Print the data that follows exactly.

(Records supplied)
■ ■ ■

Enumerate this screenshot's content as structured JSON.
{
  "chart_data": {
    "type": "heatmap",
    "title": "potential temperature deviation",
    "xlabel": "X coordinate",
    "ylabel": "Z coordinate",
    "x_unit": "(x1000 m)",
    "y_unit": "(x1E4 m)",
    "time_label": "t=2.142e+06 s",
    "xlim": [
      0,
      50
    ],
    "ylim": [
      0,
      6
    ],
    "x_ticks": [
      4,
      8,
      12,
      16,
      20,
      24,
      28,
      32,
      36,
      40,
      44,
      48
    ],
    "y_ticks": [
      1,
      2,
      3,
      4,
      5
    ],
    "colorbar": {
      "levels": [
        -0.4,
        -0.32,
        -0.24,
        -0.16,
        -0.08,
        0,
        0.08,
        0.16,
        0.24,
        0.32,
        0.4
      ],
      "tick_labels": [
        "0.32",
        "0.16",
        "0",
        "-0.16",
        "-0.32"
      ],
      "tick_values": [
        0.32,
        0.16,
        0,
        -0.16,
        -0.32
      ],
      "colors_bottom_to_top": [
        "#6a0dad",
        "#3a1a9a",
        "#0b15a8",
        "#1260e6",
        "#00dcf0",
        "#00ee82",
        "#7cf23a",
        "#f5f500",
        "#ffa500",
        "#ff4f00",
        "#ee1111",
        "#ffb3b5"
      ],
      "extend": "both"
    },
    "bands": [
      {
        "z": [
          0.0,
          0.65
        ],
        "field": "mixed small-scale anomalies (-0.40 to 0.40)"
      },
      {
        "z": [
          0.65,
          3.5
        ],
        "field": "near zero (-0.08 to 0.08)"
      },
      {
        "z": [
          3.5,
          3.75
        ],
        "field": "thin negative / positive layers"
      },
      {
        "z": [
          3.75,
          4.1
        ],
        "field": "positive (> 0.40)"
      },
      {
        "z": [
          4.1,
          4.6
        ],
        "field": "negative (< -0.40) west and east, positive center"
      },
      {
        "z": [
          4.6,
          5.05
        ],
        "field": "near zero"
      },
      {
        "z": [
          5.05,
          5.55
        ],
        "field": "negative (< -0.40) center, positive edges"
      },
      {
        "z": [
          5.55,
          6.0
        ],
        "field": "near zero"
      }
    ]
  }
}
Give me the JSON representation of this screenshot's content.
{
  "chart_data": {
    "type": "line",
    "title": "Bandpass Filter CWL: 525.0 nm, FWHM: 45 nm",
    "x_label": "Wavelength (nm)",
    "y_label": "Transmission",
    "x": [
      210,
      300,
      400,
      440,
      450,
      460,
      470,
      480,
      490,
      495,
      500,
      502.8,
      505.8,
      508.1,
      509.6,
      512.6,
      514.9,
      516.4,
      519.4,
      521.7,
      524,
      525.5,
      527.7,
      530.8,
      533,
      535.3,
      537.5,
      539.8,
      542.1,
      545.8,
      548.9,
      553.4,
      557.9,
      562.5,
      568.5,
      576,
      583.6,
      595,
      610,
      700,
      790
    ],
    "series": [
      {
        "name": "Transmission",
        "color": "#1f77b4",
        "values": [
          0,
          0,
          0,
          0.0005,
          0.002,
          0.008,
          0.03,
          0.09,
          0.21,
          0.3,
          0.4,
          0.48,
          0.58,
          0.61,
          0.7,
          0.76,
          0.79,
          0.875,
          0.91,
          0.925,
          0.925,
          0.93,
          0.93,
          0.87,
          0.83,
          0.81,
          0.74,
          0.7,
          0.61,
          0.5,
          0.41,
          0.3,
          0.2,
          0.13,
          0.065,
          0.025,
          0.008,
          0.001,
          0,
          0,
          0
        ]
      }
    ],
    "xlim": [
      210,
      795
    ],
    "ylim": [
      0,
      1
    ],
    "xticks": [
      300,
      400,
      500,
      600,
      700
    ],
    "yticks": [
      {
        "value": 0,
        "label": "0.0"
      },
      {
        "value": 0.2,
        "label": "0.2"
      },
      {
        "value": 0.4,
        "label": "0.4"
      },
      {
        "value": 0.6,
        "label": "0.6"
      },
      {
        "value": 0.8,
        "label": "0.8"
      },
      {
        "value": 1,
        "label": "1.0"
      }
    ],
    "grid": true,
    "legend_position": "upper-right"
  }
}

■ ■ ■

(Task result)
Enumerate this screenshot's content as structured JSON.
{
  "chart_data": {
    "type": "heatmap",
    "title": "potential temperature deviation",
    "xlabel": "X coordinate",
    "ylabel": "Z coordinate",
    "x_unit": "(x1000 m)",
    "y_unit": "(x1E4 m)",
    "time_label": "t=2.142e+06 s",
    "xlim": [
      0,
      50
    ],
    "ylim": [
      0,
      6
    ],
    "x_ticks": [
      4,
      8,
      12,
      16,
      20,
      24,
      28,
      32,
      36,
      40,
      44,
      48
    ],
    "y_ticks": [
      1,
      2,
      3,
      4,
      5
    ],
    "colorbar": {
      "levels": [
        -0.4,
        -0.32,
        -0.24,
        -0.16,
        -0.08,
        0,
        0.08,
        0.16,
        0.24,
        0.32,
        0.4
      ],
      "tick_labels": [
        "0.32",
        "0.16",
        "0",
        "-0.16",
        "-0.32"
      ],
      "tick_values": [
        0.32,
        0.16,
        0,
        -0.16,
        -0.32
      ],
      "colors_bottom_to_top": [
        "#6a0dad",
        "#3a1a9a",
        "#0b15a8",
        "#1260e6",
        "#00dcf0",
        "#00ee82",
        "#7cf23a",
        "#f5f500",
        "#ffa500",
        "#ff4f00",
        "#ee1111",
        "#ffb3b5"
      ],
      "extend": "both"
    },
    "bands": [
      {
        "z": [
          0.0,
          0.65
        ],
        "field": "mixed small-scale anomalies (-0.40 to 0.40)"
      },
      {
        "z": [
          0.65,
          3.5
        ],
        "field": "near zero (-0.08 to 0.08)"
      },
      {
        "z": [
          3.5,
          3.75
        ],
        "field": "thin negative / positive layers"
      },
      {
        "z": [
          3.75,
          4.1
        ],
        "field": "positive (> 0.40)"
      },
      {
        "z": [
          4.1,
          4.6
        ],
        "field": "negative (< -0.40) west and east, positive center"
      },
      {
        "z": [
          4.6,
          5.05
        ],
        "field": "near zero"
      },
      {
        "z": [
          5.05,
          5.55
        ],
        "field": "negative (< -0.40) center, positive edges"
      },
      {
        "z": [
          5.55,
          6.0
        ],
        "field": "near zero"
      }
    ]
  }
}
Give me the JSON representation of this screenshot's content.
{
  "chart_data": {
    "type": "line",
    "title": "Bandpass Filter CWL: 525.0 nm, FWHM: 45 nm",
    "x_label": "Wavelength (nm)",
    "y_label": "Transmission",
    "x": [
      210,
      300,
      400,
      440,
      450,
      460,
      470,
      480,
      490,
      495,
      500,
      502.8,
      505.8,
      508.1,
      509.6,
      512.6,
      514.9,
      516.4,
      519.4,
      521.7,
      524,
      525.5,
      527.7,
      530.8,
      533,
      535.3,
      537.5,
      539.8,
      542.1,
      545.8,
      548.9,
      553.4,
      557.9,
      562.5,
      568.5,
      576,
      583.6,
      595,
      610,
      700,
      790
    ],
    "series": [
      {
        "name": "Transmission",
        "color": "#1f77b4",
        "values": [
          0,
          0,
          0,
          0.0005,
          0.002,
          0.008,
          0.03,
          0.09,
          0.21,
          0.3,
          0.4,
          0.48,
          0.58,
          0.61,
          0.7,
          0.76,
          0.79,
          0.875,
          0.91,
          0.925,
          0.925,
          0.93,
          0.93,
          0.87,
          0.83,
          0.81,
          0.74,
          0.7,
          0.61,
          0.5,
          0.41,
          0.3,
          0.2,
          0.13,
          0.065,
          0.025,
          0.008,
          0.001,
          0,
          0,
          0
        ]
      }
    ],
    "xlim": [
      210,
      795
    ],
    "ylim": [
      0,
      1
    ],
    "xticks": [
      300,
      400,
      500,
      600,
      700
    ],
    "yticks": [
      {
        "value": 0,
        "label": "0.0"
      },
      {
        "value": 0.2,
        "label": "0.2"
      },
      {
        "value": 0.4,
        "label": "0.4"
      },
      {
        "value": 0.6,
        "label": "0.6"
      },
      {
        "value": 0.8,
        "label": "0.8"
      },
      {
        "value": 1,
        "label": "1.0"
      }
    ],
    "grid": true,
    "legend_position": "upper-right"
  }
}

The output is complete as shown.